### [Exercise prompt]
Take the line that contains "Convert this document image to plain text." as the first and the last line of the material as the final one; set down exactly the lines in that span.

### [Dataset rows]
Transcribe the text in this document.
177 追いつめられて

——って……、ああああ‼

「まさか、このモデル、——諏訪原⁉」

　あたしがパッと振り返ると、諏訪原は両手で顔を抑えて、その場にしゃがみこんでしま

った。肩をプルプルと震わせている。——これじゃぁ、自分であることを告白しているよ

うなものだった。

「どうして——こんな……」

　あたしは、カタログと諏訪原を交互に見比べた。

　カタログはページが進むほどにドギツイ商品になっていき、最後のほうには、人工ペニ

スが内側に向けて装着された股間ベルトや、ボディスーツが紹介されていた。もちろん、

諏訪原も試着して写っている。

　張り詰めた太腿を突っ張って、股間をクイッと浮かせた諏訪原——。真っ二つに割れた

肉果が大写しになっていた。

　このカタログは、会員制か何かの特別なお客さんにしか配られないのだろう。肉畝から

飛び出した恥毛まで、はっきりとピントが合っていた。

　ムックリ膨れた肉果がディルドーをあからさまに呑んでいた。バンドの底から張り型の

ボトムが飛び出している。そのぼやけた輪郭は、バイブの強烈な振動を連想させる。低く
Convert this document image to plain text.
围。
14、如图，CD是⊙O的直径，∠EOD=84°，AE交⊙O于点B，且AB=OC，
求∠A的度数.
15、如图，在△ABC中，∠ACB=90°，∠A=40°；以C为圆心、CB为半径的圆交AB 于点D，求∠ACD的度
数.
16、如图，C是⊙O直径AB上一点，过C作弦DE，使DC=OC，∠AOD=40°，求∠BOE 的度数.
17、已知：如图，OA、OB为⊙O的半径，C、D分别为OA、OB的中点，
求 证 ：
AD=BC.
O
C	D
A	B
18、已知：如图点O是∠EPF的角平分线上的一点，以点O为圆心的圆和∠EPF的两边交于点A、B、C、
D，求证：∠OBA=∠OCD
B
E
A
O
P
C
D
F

### [Written answer]
Convert this document image to plain text.
围。
14、如图，CD是⊙O的直径，∠EOD=84°，AE交⊙O于点B，且AB=OC，
求∠A的度数.
15、如图，在△ABC中，∠ACB=90°，∠A=40°；以C为圆心、CB为半径的圆交AB 于点D，求∠ACD的度
数.
16、如图，C是⊙O直径AB上一点，过C作弦DE，使DC=OC，∠AOD=40°，求∠BOE 的度数.
17、已知：如图，OA、OB为⊙O的半径，C、D分别为OA、OB的中点，
求 证 ：
AD=BC.
O
C	D
A	B
18、已知：如图点O是∠EPF的角平分线上的一点，以点O为圆心的圆和∠EPF的两边交于点A、B、C、
D，求证：∠OBA=∠OCD
B
E
A
O
P
C
D
F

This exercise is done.